DIRECTIVE:
Copy out each line of the data that holds the word "षकहर".

Items listed in a dataset:
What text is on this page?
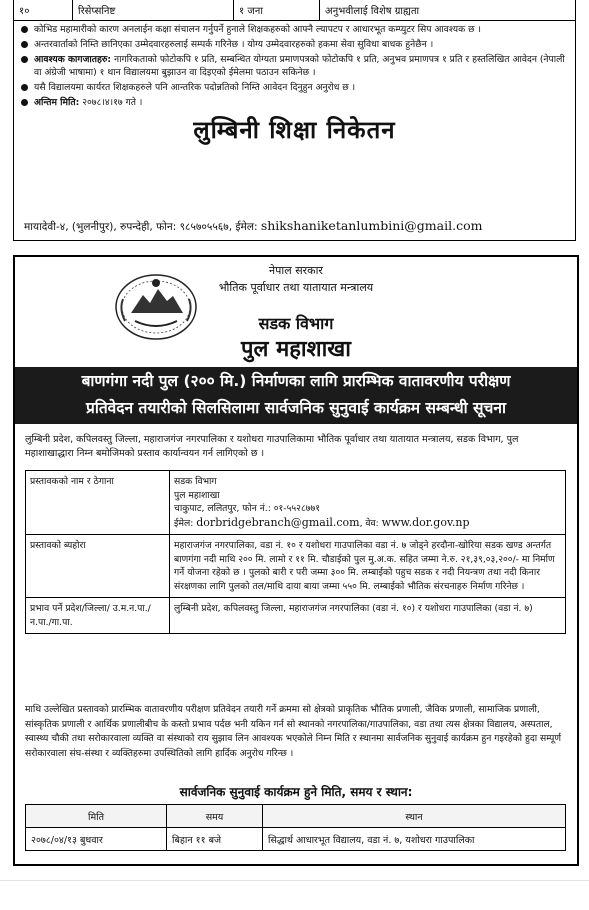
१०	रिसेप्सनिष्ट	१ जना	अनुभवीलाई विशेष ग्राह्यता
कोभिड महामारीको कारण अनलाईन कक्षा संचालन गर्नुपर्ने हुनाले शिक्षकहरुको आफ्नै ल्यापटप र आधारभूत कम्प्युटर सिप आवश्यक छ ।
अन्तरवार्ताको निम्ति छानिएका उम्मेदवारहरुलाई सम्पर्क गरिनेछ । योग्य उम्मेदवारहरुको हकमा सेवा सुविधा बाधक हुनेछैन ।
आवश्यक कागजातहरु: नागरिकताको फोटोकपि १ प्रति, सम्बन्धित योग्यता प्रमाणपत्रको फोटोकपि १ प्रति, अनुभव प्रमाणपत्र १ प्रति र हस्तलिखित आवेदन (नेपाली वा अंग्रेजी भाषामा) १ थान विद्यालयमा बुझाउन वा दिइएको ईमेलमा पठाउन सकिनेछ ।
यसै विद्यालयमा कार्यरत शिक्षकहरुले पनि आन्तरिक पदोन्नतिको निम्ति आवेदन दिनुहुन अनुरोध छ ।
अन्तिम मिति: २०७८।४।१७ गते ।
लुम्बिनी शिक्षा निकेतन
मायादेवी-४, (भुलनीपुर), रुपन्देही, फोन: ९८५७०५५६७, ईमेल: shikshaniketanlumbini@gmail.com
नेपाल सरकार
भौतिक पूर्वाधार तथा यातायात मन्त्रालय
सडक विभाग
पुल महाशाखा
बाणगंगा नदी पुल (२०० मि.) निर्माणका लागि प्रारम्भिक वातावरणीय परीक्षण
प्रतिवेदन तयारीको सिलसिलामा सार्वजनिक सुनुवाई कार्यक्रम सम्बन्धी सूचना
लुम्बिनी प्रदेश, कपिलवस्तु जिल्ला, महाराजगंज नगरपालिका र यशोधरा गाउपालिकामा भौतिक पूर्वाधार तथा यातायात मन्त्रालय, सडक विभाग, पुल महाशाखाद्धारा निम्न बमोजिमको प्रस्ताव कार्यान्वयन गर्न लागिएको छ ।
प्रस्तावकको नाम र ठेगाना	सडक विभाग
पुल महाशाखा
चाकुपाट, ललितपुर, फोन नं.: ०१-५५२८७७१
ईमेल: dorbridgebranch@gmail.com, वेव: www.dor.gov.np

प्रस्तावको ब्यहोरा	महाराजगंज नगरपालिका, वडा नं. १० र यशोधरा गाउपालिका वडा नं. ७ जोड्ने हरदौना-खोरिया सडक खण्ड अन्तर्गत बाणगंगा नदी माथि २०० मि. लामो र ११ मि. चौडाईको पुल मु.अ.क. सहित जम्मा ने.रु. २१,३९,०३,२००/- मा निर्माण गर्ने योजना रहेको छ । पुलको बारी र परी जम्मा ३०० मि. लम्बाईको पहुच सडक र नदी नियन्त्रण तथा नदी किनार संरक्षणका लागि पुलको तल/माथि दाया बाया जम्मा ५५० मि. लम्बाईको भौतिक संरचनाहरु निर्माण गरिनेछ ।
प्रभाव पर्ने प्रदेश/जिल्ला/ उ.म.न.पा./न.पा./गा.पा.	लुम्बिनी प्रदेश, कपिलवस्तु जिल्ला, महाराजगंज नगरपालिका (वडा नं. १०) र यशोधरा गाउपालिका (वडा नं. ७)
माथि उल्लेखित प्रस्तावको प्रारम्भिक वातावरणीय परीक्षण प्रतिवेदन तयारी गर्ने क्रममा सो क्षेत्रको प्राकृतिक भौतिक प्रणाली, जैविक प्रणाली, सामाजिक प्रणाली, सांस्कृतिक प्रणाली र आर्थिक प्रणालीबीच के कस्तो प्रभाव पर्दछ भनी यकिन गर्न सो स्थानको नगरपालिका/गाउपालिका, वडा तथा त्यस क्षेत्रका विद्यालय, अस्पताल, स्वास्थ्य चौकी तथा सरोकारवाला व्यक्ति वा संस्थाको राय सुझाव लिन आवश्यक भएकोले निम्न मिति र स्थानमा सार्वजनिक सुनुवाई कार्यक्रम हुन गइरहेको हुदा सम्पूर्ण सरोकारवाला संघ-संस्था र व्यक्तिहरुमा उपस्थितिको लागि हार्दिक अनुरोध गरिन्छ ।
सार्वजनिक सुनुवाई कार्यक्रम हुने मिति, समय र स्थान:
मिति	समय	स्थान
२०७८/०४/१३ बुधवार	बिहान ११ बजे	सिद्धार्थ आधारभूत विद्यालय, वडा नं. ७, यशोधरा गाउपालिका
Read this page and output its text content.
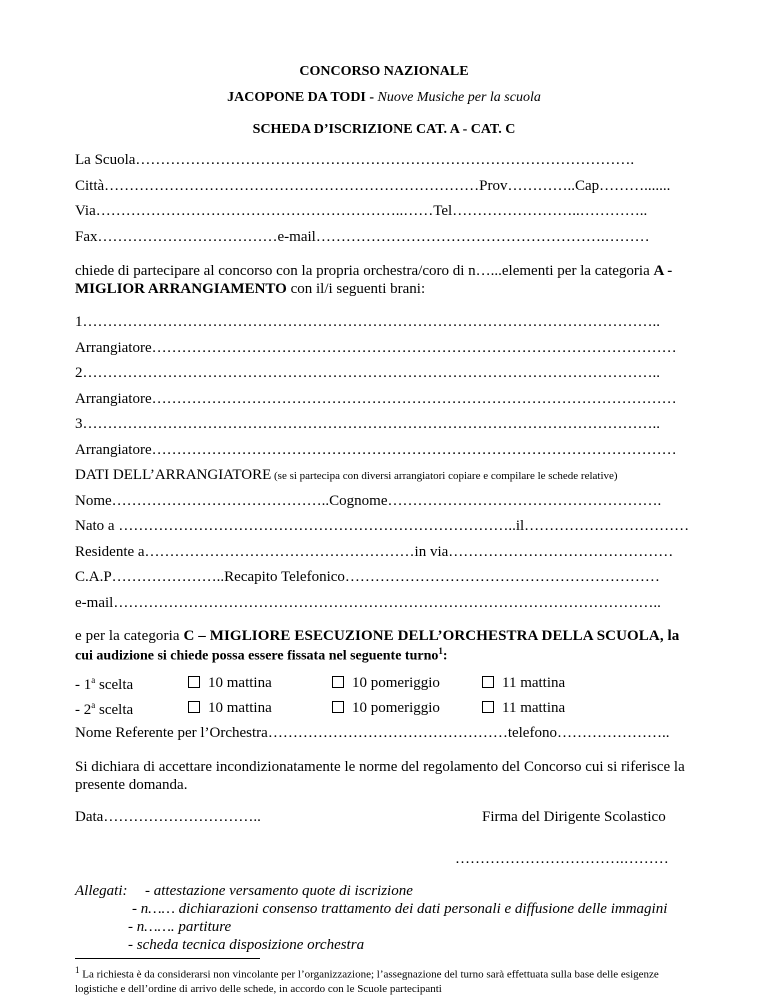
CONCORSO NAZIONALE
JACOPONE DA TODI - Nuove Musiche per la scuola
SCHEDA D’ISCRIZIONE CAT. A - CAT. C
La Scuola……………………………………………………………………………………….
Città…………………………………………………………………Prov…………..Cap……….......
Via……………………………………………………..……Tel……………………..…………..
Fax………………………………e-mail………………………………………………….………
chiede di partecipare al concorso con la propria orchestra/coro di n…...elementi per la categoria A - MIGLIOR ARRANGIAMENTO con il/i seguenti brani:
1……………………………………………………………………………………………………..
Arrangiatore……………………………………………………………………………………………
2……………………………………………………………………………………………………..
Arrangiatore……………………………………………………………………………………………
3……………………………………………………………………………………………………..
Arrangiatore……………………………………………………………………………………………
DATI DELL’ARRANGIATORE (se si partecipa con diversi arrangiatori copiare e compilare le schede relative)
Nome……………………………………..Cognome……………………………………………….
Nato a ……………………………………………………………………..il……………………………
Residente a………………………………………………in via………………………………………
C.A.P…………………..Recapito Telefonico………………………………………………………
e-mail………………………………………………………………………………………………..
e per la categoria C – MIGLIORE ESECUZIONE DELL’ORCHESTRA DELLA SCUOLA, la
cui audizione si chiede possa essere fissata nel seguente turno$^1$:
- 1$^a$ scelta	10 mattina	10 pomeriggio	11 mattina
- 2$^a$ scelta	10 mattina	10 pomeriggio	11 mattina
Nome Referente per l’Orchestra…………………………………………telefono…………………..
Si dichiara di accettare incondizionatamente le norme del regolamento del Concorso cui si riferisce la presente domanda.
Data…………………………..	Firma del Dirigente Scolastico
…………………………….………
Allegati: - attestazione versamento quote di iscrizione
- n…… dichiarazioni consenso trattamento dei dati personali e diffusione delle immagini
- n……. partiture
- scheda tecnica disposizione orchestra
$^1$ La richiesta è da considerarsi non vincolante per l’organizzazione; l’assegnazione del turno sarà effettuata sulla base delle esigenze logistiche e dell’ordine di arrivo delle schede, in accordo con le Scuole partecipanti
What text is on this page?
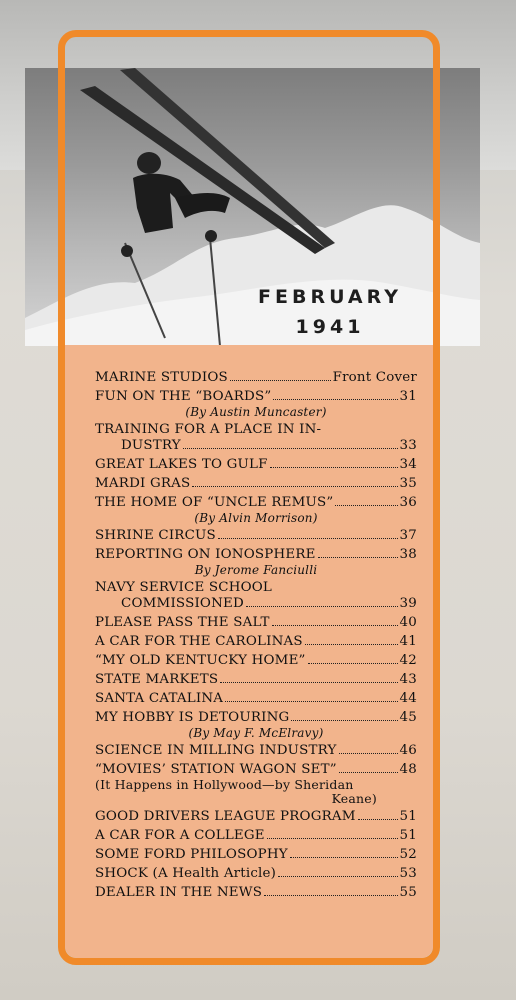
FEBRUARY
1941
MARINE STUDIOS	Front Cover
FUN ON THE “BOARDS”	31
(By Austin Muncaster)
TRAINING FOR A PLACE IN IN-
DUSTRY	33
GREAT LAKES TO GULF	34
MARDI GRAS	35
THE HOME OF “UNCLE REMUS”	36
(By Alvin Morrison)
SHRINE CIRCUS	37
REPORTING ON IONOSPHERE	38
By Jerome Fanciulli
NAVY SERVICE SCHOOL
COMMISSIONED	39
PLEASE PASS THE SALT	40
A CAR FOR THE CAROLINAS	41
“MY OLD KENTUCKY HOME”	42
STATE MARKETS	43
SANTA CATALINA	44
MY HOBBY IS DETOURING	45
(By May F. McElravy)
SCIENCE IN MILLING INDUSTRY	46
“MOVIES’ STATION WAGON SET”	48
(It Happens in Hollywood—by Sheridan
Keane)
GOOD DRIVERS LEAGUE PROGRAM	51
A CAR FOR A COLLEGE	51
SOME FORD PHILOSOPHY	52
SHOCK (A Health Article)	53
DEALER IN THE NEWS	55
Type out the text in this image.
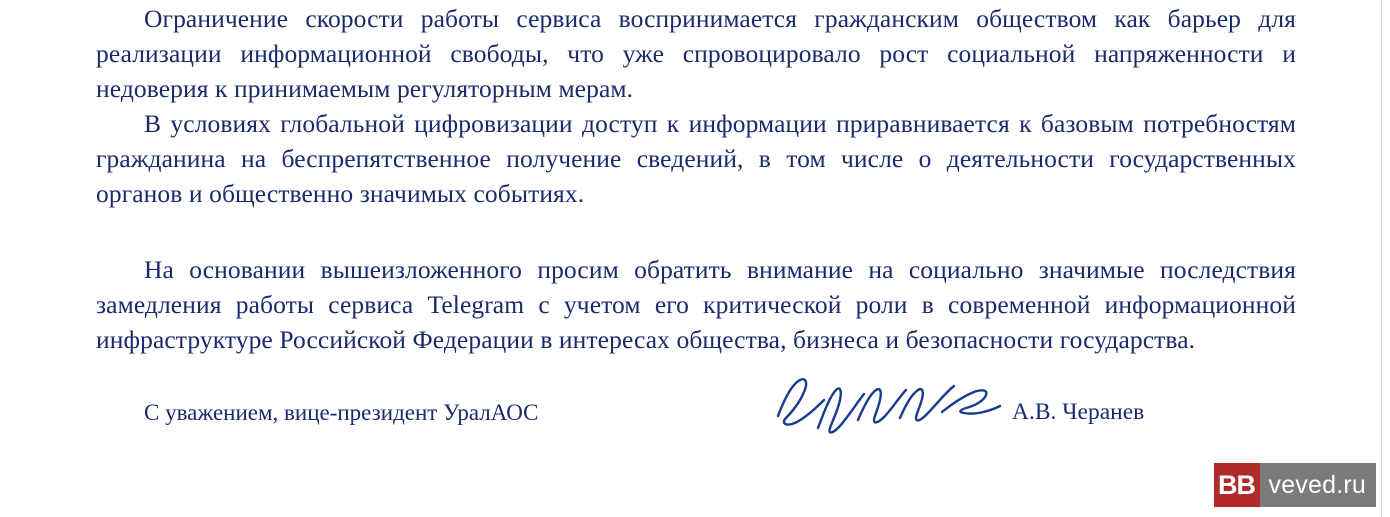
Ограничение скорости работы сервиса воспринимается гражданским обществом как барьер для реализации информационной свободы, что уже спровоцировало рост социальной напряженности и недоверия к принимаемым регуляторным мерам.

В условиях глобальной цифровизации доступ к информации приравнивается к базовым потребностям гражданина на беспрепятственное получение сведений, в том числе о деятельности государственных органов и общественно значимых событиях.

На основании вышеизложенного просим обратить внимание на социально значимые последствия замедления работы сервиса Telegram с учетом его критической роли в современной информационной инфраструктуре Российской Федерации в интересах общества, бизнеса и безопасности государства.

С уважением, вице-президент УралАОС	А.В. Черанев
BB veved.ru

SOLUTION TO THE PROBLEM:
कोभिड महामारीको कारण अनलाईन कक्षा संचालन गर्नुपर्ने हुनाले शिक्षकहरुको आफ्नै ल्यापटप र आधारभूत कम्प्युटर सिप आवश्यक छ ।
यसै विद्यालयमा कार्यरत शिक्षकहरुले पनि आन्तरिक पदोन्नतिको निम्ति आवेदन दिनुहुन अनुरोध छ ।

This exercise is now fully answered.